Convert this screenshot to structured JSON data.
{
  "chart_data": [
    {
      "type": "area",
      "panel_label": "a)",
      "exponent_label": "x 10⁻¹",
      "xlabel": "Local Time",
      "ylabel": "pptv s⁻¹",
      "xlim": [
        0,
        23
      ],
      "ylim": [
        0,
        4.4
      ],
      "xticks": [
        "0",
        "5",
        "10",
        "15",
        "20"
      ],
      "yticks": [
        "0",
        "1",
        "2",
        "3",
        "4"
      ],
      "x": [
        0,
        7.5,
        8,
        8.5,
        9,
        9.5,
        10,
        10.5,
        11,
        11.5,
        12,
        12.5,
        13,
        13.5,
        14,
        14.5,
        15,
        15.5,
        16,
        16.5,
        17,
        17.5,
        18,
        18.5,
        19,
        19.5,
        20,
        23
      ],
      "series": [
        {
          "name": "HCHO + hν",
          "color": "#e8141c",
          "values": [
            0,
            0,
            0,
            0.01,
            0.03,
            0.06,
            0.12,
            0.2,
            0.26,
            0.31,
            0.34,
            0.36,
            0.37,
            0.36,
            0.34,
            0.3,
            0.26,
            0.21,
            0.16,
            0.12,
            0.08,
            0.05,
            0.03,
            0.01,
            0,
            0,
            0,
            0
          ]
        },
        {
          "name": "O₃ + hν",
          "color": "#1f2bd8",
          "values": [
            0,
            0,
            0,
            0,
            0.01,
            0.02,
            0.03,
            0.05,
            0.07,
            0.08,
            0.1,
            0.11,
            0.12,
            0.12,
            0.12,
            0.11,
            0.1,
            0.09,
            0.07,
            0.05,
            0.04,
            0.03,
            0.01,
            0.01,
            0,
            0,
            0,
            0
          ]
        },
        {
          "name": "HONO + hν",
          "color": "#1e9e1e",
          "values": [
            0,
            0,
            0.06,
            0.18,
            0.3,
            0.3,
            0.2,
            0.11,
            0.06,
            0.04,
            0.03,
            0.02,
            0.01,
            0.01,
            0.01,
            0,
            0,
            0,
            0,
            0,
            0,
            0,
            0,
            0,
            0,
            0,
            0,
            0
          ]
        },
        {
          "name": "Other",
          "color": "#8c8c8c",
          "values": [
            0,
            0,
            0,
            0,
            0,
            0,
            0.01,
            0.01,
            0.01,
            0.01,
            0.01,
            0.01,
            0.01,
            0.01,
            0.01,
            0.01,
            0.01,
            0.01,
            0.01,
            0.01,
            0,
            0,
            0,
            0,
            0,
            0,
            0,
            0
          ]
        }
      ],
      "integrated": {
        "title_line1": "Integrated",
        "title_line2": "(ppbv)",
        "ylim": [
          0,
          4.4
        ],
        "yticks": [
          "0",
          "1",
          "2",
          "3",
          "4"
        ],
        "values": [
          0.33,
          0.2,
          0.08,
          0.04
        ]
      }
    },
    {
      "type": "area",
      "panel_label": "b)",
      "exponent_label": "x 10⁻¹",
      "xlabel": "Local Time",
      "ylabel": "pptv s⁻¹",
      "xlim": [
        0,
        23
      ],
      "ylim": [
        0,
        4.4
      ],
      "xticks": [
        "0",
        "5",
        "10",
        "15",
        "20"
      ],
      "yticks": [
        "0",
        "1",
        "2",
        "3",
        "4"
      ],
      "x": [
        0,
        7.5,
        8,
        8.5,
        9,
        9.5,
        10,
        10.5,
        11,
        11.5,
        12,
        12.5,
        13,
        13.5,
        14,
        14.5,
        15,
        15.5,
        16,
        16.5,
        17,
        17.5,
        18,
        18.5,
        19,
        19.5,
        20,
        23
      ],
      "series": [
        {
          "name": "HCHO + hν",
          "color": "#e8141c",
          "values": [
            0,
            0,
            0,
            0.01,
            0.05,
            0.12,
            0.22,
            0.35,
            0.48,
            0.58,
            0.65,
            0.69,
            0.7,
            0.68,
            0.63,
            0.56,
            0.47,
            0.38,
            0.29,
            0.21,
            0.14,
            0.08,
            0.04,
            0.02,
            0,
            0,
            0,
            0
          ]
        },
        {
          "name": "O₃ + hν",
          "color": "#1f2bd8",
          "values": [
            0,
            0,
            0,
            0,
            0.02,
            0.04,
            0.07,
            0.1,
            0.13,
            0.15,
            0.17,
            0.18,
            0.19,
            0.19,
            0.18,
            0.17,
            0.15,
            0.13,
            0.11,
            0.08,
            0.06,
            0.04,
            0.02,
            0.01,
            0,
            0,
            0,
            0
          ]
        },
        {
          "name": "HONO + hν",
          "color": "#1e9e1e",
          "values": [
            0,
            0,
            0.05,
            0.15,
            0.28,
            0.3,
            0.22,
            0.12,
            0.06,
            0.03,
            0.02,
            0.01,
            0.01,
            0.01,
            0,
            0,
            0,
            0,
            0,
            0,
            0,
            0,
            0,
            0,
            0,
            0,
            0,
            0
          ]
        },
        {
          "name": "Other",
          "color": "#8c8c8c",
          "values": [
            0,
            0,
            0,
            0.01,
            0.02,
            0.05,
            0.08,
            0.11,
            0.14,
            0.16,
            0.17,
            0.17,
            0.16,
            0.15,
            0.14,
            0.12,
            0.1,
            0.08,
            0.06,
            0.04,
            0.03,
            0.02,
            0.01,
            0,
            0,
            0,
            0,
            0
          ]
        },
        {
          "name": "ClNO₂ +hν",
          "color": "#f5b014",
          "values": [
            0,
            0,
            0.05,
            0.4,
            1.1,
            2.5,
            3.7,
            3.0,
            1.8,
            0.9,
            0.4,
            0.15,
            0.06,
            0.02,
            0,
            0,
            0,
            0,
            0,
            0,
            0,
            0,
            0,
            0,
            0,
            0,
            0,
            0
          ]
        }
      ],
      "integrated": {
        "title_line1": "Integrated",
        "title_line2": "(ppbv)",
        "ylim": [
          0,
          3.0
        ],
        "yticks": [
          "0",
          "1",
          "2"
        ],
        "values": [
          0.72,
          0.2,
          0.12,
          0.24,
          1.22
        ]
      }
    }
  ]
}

-=-=-=-=-

* **WRITTEN INSTRUCTION**:
Each line must be given again exactly as written above.

* **FULL OUTPUT**:
Convert this screenshot to structured JSON data.
{
  "chart_data": [
    {
      "type": "area",
      "panel_label": "a)",
      "exponent_label": "x 10⁻¹",
      "xlabel": "Local Time",
      "ylabel": "pptv s⁻¹",
      "xlim": [
        0,
        23
      ],
      "ylim": [
        0,
        4.4
      ],
      "xticks": [
        "0",
        "5",
        "10",
        "15",
        "20"
      ],
      "yticks": [
        "0",
        "1",
        "2",
        "3",
        "4"
      ],
      "x": [
        0,
        7.5,
        8,
        8.5,
        9,
        9.5,
        10,
        10.5,
        11,
        11.5,
        12,
        12.5,
        13,
        13.5,
        14,
        14.5,
        15,
        15.5,
        16,
        16.5,
        17,
        17.5,
        18,
        18.5,
        19,
        19.5,
        20,
        23
      ],
      "series": [
        {
          "name": "HCHO + hν",
          "color": "#e8141c",
          "values": [
            0,
            0,
            0,
            0.01,
            0.03,
            0.06,
            0.12,
            0.2,
            0.26,
            0.31,
            0.34,
            0.36,
            0.37,
            0.36,
            0.34,
            0.3,
            0.26,
            0.21,
            0.16,
            0.12,
            0.08,
            0.05,
            0.03,
            0.01,
            0,
            0,
            0,
            0
          ]
        },
        {
          "name": "O₃ + hν",
          "color": "#1f2bd8",
          "values": [
            0,
            0,
            0,
            0,
            0.01,
            0.02,
            0.03,
            0.05,
            0.07,
            0.08,
            0.1,
            0.11,
            0.12,
            0.12,
            0.12,
            0.11,
            0.1,
            0.09,
            0.07,
            0.05,
            0.04,
            0.03,
            0.01,
            0.01,
            0,
            0,
            0,
            0
          ]
        },
        {
          "name": "HONO + hν",
          "color": "#1e9e1e",
          "values": [
            0,
            0,
            0.06,
            0.18,
            0.3,
            0.3,
            0.2,
            0.11,
            0.06,
            0.04,
            0.03,
            0.02,
            0.01,
            0.01,
            0.01,
            0,
            0,
            0,
            0,
            0,
            0,
            0,
            0,
            0,
            0,
            0,
            0,
            0
          ]
        },
        {
          "name": "Other",
          "color": "#8c8c8c",
          "values": [
            0,
            0,
            0,
            0,
            0,
            0,
            0.01,
            0.01,
            0.01,
            0.01,
            0.01,
            0.01,
            0.01,
            0.01,
            0.01,
            0.01,
            0.01,
            0.01,
            0.01,
            0.01,
            0,
            0,
            0,
            0,
            0,
            0,
            0,
            0
          ]
        }
      ],
      "integrated": {
        "title_line1": "Integrated",
        "title_line2": "(ppbv)",
        "ylim": [
          0,
          4.4
        ],
        "yticks": [
          "0",
          "1",
          "2",
          "3",
          "4"
        ],
        "values": [
          0.33,
          0.2,
          0.08,
          0.04
        ]
      }
    },
    {
      "type": "area",
      "panel_label": "b)",
      "exponent_label": "x 10⁻¹",
      "xlabel": "Local Time",
      "ylabel": "pptv s⁻¹",
      "xlim": [
        0,
        23
      ],
      "ylim": [
        0,
        4.4
      ],
      "xticks": [
        "0",
        "5",
        "10",
        "15",
        "20"
      ],
      "yticks": [
        "0",
        "1",
        "2",
        "3",
        "4"
      ],
      "x": [
        0,
        7.5,
        8,
        8.5,
        9,
        9.5,
        10,
        10.5,
        11,
        11.5,
        12,
        12.5,
        13,
        13.5,
        14,
        14.5,
        15,
        15.5,
        16,
        16.5,
        17,
        17.5,
        18,
        18.5,
        19,
        19.5,
        20,
        23
      ],
      "series": [
        {
          "name": "HCHO + hν",
          "color": "#e8141c",
          "values": [
            0,
            0,
            0,
            0.01,
            0.05,
            0.12,
            0.22,
            0.35,
            0.48,
            0.58,
            0.65,
            0.69,
            0.7,
            0.68,
            0.63,
            0.56,
            0.47,
            0.38,
            0.29,
            0.21,
            0.14,
            0.08,
            0.04,
            0.02,
            0,
            0,
            0,
            0
          ]
        },
        {
          "name": "O₃ + hν",
          "color": "#1f2bd8",
          "values": [
            0,
            0,
            0,
            0,
            0.02,
            0.04,
            0.07,
            0.1,
            0.13,
            0.15,
            0.17,
            0.18,
            0.19,
            0.19,
            0.18,
            0.17,
            0.15,
            0.13,
            0.11,
            0.08,
            0.06,
            0.04,
            0.02,
            0.01,
            0,
            0,
            0,
            0
          ]
        },
        {
          "name": "HONO + hν",
          "color": "#1e9e1e",
          "values": [
            0,
            0,
            0.05,
            0.15,
            0.28,
            0.3,
            0.22,
            0.12,
            0.06,
            0.03,
            0.02,
            0.01,
            0.01,
            0.01,
            0,
            0,
            0,
            0,
            0,
            0,
            0,
            0,
            0,
            0,
            0,
            0,
            0,
            0
          ]
        },
        {
          "name": "Other",
          "color": "#8c8c8c",
          "values": [
            0,
            0,
            0,
            0.01,
            0.02,
            0.05,
            0.08,
            0.11,
            0.14,
            0.16,
            0.17,
            0.17,
            0.16,
            0.15,
            0.14,
            0.12,
            0.1,
            0.08,
            0.06,
            0.04,
            0.03,
            0.02,
            0.01,
            0,
            0,
            0,
            0,
            0
          ]
        },
        {
          "name": "ClNO₂ +hν",
          "color": "#f5b014",
          "values": [
            0,
            0,
            0.05,
            0.4,
            1.1,
            2.5,
            3.7,
            3.0,
            1.8,
            0.9,
            0.4,
            0.15,
            0.06,
            0.02,
            0,
            0,
            0,
            0,
            0,
            0,
            0,
            0,
            0,
            0,
            0,
            0,
            0,
            0
          ]
        }
      ],
      "integrated": {
        "title_line1": "Integrated",
        "title_line2": "(ppbv)",
        "ylim": [
          0,
          3.0
        ],
        "yticks": [
          "0",
          "1",
          "2"
        ],
        "values": [
          0.72,
          0.2,
          0.12,
          0.24,
          1.22
        ]
      }
    }
  ]
}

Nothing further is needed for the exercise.